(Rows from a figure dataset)
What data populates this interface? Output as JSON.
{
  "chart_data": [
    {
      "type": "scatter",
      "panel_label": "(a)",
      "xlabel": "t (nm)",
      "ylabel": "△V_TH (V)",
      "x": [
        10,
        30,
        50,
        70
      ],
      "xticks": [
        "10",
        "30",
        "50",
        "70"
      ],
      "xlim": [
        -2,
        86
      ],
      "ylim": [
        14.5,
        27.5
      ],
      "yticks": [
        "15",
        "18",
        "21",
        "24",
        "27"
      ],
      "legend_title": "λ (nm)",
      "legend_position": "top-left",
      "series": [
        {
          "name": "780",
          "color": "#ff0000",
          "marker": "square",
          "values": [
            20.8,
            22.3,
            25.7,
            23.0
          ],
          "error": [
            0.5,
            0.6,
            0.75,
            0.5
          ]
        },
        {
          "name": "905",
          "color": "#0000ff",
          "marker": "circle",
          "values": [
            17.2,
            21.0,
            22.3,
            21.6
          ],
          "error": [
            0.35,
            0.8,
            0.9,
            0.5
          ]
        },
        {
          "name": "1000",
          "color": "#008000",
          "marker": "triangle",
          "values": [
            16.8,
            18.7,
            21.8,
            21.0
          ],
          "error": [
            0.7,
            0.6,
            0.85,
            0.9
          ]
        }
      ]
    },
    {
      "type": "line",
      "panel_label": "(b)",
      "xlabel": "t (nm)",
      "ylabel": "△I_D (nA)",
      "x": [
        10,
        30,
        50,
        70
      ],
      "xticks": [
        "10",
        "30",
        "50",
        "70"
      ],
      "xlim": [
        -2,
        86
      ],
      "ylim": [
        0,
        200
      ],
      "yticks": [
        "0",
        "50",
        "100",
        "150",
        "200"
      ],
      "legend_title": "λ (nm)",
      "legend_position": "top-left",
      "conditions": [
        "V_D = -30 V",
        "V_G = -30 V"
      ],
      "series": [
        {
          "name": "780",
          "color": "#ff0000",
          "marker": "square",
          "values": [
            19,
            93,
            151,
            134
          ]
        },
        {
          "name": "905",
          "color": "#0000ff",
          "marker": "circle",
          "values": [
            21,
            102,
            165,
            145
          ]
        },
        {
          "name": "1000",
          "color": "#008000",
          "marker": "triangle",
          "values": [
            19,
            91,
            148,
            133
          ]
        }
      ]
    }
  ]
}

# Problem
Please reproduce every line of the material word for word.

# Response to the exercise
What data populates this interface? Output as JSON.
{
  "chart_data": [
    {
      "type": "scatter",
      "panel_label": "(a)",
      "xlabel": "t (nm)",
      "ylabel": "△V_TH (V)",
      "x": [
        10,
        30,
        50,
        70
      ],
      "xticks": [
        "10",
        "30",
        "50",
        "70"
      ],
      "xlim": [
        -2,
        86
      ],
      "ylim": [
        14.5,
        27.5
      ],
      "yticks": [
        "15",
        "18",
        "21",
        "24",
        "27"
      ],
      "legend_title": "λ (nm)",
      "legend_position": "top-left",
      "series": [
        {
          "name": "780",
          "color": "#ff0000",
          "marker": "square",
          "values": [
            20.8,
            22.3,
            25.7,
            23.0
          ],
          "error": [
            0.5,
            0.6,
            0.75,
            0.5
          ]
        },
        {
          "name": "905",
          "color": "#0000ff",
          "marker": "circle",
          "values": [
            17.2,
            21.0,
            22.3,
            21.6
          ],
          "error": [
            0.35,
            0.8,
            0.9,
            0.5
          ]
        },
        {
          "name": "1000",
          "color": "#008000",
          "marker": "triangle",
          "values": [
            16.8,
            18.7,
            21.8,
            21.0
          ],
          "error": [
            0.7,
            0.6,
            0.85,
            0.9
          ]
        }
      ]
    },
    {
      "type": "line",
      "panel_label": "(b)",
      "xlabel": "t (nm)",
      "ylabel": "△I_D (nA)",
      "x": [
        10,
        30,
        50,
        70
      ],
      "xticks": [
        "10",
        "30",
        "50",
        "70"
      ],
      "xlim": [
        -2,
        86
      ],
      "ylim": [
        0,
        200
      ],
      "yticks": [
        "0",
        "50",
        "100",
        "150",
        "200"
      ],
      "legend_title": "λ (nm)",
      "legend_position": "top-left",
      "conditions": [
        "V_D = -30 V",
        "V_G = -30 V"
      ],
      "series": [
        {
          "name": "780",
          "color": "#ff0000",
          "marker": "square",
          "values": [
            19,
            93,
            151,
            134
          ]
        },
        {
          "name": "905",
          "color": "#0000ff",
          "marker": "circle",
          "values": [
            21,
            102,
            165,
            145
          ]
        },
        {
          "name": "1000",
          "color": "#008000",
          "marker": "triangle",
          "values": [
            19,
            91,
            148,
            133
          ]
        }
      ]
    }
  ]
}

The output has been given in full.